Input rows>

==============================

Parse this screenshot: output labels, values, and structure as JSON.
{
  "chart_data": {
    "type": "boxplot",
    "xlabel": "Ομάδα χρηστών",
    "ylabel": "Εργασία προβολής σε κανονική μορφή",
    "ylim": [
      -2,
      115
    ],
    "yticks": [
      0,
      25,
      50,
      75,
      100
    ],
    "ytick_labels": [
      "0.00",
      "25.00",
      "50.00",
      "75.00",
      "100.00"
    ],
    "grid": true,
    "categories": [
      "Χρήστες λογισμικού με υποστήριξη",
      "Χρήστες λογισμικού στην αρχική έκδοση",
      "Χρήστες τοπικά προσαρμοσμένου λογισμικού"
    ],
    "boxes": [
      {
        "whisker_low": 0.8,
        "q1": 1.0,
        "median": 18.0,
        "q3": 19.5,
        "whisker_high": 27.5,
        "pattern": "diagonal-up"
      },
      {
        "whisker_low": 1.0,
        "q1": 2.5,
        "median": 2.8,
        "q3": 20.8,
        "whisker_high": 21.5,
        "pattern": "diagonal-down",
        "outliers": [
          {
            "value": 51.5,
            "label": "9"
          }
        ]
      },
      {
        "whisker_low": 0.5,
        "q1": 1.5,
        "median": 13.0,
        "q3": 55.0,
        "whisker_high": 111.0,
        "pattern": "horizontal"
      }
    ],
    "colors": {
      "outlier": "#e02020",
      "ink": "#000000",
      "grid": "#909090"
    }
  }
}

==============================

Task prompt> Return the whole listing exactly, with every line included.

The response>
Parse this screenshot: output labels, values, and structure as JSON.
{
  "chart_data": {
    "type": "boxplot",
    "xlabel": "Ομάδα χρηστών",
    "ylabel": "Εργασία προβολής σε κανονική μορφή",
    "ylim": [
      -2,
      115
    ],
    "yticks": [
      0,
      25,
      50,
      75,
      100
    ],
    "ytick_labels": [
      "0.00",
      "25.00",
      "50.00",
      "75.00",
      "100.00"
    ],
    "grid": true,
    "categories": [
      "Χρήστες λογισμικού με υποστήριξη",
      "Χρήστες λογισμικού στην αρχική έκδοση",
      "Χρήστες τοπικά προσαρμοσμένου λογισμικού"
    ],
    "boxes": [
      {
        "whisker_low": 0.8,
        "q1": 1.0,
        "median": 18.0,
        "q3": 19.5,
        "whisker_high": 27.5,
        "pattern": "diagonal-up"
      },
      {
        "whisker_low": 1.0,
        "q1": 2.5,
        "median": 2.8,
        "q3": 20.8,
        "whisker_high": 21.5,
        "pattern": "diagonal-down",
        "outliers": [
          {
            "value": 51.5,
            "label": "9"
          }
        ]
      },
      {
        "whisker_low": 0.5,
        "q1": 1.5,
        "median": 13.0,
        "q3": 55.0,
        "whisker_high": 111.0,
        "pattern": "horizontal"
      }
    ],
    "colors": {
      "outlier": "#e02020",
      "ink": "#000000",
      "grid": "#909090"
    }
  }
}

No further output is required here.